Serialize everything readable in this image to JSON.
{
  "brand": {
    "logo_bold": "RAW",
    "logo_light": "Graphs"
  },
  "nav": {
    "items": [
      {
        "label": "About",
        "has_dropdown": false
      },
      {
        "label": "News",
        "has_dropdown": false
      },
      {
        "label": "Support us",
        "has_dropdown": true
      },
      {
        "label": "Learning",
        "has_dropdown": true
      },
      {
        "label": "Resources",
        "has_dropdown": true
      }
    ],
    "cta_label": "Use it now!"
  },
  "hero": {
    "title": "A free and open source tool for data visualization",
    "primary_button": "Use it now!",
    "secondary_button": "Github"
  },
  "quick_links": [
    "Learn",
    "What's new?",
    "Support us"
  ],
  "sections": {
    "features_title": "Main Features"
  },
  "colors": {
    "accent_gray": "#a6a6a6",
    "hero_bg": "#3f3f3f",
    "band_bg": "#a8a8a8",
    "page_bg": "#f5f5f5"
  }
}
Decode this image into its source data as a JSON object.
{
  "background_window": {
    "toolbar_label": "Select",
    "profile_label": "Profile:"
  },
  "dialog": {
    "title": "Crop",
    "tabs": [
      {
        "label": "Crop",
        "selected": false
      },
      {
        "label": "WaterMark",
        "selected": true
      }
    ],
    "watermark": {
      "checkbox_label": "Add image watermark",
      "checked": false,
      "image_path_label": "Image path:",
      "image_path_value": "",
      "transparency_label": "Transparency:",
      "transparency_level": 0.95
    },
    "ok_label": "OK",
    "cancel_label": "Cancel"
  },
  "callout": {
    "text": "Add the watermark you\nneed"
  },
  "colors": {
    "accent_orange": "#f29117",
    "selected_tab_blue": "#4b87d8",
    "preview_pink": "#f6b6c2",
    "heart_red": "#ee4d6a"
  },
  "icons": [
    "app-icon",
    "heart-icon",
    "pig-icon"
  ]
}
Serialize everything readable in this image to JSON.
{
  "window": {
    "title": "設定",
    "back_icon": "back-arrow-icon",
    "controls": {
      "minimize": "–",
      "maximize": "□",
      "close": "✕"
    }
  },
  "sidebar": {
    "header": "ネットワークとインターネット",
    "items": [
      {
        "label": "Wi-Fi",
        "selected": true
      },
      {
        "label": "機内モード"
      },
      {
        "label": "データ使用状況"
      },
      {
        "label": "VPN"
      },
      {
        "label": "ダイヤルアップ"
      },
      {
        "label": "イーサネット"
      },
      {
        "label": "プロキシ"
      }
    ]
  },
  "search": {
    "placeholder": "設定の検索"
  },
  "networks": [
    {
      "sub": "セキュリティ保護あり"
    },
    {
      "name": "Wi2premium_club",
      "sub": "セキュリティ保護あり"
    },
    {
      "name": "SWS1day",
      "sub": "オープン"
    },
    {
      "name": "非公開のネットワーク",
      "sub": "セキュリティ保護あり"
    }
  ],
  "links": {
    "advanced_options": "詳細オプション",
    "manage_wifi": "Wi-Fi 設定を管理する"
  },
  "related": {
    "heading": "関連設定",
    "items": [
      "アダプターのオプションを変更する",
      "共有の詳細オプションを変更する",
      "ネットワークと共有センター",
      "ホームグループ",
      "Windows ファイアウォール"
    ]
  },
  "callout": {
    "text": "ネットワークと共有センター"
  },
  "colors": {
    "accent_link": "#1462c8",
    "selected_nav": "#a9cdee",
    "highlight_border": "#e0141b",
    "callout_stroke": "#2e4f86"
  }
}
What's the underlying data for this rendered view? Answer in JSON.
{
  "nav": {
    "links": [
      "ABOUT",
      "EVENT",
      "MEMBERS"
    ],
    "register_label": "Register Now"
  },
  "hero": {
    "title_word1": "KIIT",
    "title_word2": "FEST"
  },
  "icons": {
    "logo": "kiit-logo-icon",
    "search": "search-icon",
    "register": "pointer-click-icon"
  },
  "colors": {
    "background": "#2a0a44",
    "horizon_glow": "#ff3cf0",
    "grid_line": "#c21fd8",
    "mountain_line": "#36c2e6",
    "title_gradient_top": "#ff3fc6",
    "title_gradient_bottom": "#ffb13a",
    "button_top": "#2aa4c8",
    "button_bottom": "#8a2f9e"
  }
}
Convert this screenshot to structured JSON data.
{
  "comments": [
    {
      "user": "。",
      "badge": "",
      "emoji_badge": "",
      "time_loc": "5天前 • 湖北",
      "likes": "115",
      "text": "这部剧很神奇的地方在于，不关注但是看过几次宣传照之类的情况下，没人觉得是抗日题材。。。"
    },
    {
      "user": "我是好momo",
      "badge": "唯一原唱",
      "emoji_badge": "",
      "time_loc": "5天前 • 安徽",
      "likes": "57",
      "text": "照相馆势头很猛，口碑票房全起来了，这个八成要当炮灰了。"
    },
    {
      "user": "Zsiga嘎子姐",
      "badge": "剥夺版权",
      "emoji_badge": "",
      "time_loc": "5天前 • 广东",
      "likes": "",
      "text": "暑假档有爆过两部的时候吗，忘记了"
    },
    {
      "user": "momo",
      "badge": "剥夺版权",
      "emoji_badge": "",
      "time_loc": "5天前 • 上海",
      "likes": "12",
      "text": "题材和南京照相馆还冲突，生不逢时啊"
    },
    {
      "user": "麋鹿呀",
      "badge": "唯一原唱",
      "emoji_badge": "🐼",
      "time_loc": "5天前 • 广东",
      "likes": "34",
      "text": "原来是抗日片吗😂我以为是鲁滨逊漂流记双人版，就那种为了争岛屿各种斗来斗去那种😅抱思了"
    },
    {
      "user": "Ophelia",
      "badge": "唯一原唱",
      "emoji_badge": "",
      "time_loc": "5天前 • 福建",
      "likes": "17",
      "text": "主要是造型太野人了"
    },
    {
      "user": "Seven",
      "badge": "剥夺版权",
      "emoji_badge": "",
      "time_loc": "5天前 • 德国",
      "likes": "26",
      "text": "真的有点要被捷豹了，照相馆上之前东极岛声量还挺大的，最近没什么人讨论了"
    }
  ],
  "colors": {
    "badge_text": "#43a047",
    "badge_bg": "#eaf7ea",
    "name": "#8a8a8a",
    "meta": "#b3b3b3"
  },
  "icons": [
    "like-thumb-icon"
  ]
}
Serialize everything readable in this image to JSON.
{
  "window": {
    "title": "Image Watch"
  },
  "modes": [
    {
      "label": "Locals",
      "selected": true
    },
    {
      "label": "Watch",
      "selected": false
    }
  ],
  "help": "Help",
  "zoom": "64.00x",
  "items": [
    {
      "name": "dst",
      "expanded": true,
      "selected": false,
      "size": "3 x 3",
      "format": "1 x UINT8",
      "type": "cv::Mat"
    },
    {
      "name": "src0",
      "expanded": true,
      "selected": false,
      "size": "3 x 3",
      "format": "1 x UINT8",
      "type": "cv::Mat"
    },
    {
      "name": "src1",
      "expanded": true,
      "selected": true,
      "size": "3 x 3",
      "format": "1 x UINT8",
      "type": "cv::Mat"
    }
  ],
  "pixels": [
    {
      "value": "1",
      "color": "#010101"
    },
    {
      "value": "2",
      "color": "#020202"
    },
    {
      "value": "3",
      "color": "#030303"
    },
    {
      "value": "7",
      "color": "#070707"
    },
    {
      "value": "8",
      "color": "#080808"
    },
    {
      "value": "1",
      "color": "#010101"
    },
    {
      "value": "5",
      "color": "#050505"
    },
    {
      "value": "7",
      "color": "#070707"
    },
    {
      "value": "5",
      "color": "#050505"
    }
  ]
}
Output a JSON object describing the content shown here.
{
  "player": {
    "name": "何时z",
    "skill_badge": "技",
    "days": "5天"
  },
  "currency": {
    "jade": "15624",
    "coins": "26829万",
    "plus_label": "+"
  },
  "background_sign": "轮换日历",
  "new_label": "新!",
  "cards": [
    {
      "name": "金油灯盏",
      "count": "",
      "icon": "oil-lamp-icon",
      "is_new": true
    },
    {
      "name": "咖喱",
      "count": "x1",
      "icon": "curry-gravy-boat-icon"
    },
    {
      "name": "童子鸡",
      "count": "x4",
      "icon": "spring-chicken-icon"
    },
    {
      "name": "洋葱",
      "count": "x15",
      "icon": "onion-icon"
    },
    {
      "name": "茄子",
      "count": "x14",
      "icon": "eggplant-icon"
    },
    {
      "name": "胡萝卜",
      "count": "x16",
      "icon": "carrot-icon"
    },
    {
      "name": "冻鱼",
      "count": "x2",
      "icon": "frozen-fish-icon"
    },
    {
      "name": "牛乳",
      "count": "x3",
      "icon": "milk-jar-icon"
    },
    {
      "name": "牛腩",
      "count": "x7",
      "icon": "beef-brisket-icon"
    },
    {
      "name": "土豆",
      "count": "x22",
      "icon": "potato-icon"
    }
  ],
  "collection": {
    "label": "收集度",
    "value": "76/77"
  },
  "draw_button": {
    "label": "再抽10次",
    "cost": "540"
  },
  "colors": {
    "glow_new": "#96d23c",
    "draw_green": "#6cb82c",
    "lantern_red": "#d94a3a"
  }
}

________

Output the line holding "Output a JSON", then every later line through the end of the records above, exactly as given and nothing else.

### Completed task
Output a JSON object describing the content shown here.
{
  "player": {
    "name": "何时z",
    "skill_badge": "技",
    "days": "5天"
  },
  "currency": {
    "jade": "15624",
    "coins": "26829万",
    "plus_label": "+"
  },
  "background_sign": "轮换日历",
  "new_label": "新!",
  "cards": [
    {
      "name": "金油灯盏",
      "count": "",
      "icon": "oil-lamp-icon",
      "is_new": true
    },
    {
      "name": "咖喱",
      "count": "x1",
      "icon": "curry-gravy-boat-icon"
    },
    {
      "name": "童子鸡",
      "count": "x4",
      "icon": "spring-chicken-icon"
    },
    {
      "name": "洋葱",
      "count": "x15",
      "icon": "onion-icon"
    },
    {
      "name": "茄子",
      "count": "x14",
      "icon": "eggplant-icon"
    },
    {
      "name": "胡萝卜",
      "count": "x16",
      "icon": "carrot-icon"
    },
    {
      "name": "冻鱼",
      "count": "x2",
      "icon": "frozen-fish-icon"
    },
    {
      "name": "牛乳",
      "count": "x3",
      "icon": "milk-jar-icon"
    },
    {
      "name": "牛腩",
      "count": "x7",
      "icon": "beef-brisket-icon"
    },
    {
      "name": "土豆",
      "count": "x22",
      "icon": "potato-icon"
    }
  ],
  "collection": {
    "label": "收集度",
    "value": "76/77"
  },
  "draw_button": {
    "label": "再抽10次",
    "cost": "540"
  },
  "colors": {
    "glow_new": "#96d23c",
    "draw_green": "#6cb82c",
    "lantern_red": "#d94a3a"
  }
}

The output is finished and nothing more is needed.